WHAT THE TASK ASKS — Return all of the data exactly as written, without the pictures.

###

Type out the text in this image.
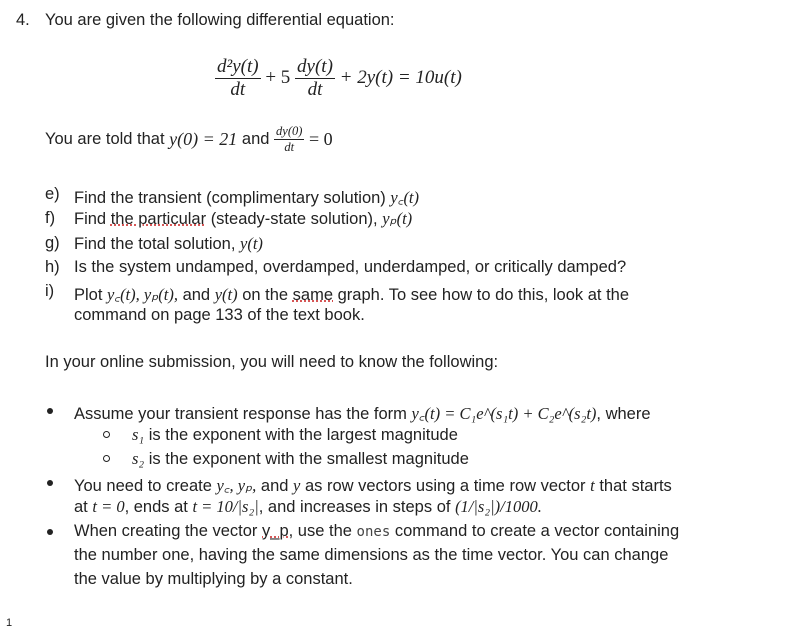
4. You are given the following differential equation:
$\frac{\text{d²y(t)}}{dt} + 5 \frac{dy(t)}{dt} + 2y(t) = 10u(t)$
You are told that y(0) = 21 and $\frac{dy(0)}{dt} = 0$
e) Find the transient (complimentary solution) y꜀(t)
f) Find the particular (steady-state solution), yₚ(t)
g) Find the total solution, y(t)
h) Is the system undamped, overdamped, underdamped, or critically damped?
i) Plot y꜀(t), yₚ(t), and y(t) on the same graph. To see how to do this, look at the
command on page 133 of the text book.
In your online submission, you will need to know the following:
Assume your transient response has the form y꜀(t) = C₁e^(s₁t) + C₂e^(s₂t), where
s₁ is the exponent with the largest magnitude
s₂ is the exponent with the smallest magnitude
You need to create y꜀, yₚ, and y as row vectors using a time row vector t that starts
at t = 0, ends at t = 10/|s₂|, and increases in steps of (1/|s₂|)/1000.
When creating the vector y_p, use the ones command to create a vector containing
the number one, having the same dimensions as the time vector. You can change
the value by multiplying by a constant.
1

###

SOLUTION TO THE PROBLEM —
Type out the text in this image.
4. You are given the following differential equation:
$\frac{\text{d²y(t)}}{dt} + 5 \frac{dy(t)}{dt} + 2y(t) = 10u(t)$
You are told that y(0) = 21 and $\frac{dy(0)}{dt} = 0$
e) Find the transient (complimentary solution) y꜀(t)
f) Find the particular (steady-state solution), yₚ(t)
g) Find the total solution, y(t)
h) Is the system undamped, overdamped, underdamped, or critically damped?
i) Plot y꜀(t), yₚ(t), and y(t) on the same graph. To see how to do this, look at the
command on page 133 of the text book.
In your online submission, you will need to know the following:
Assume your transient response has the form y꜀(t) = C₁e^(s₁t) + C₂e^(s₂t), where
s₁ is the exponent with the largest magnitude
s₂ is the exponent with the smallest magnitude
You need to create y꜀, yₚ, and y as row vectors using a time row vector t that starts
at t = 0, ends at t = 10/|s₂|, and increases in steps of (1/|s₂|)/1000.
When creating the vector y_p, use the ones command to create a vector containing
the number one, having the same dimensions as the time vector. You can change
the value by multiplying by a constant.
1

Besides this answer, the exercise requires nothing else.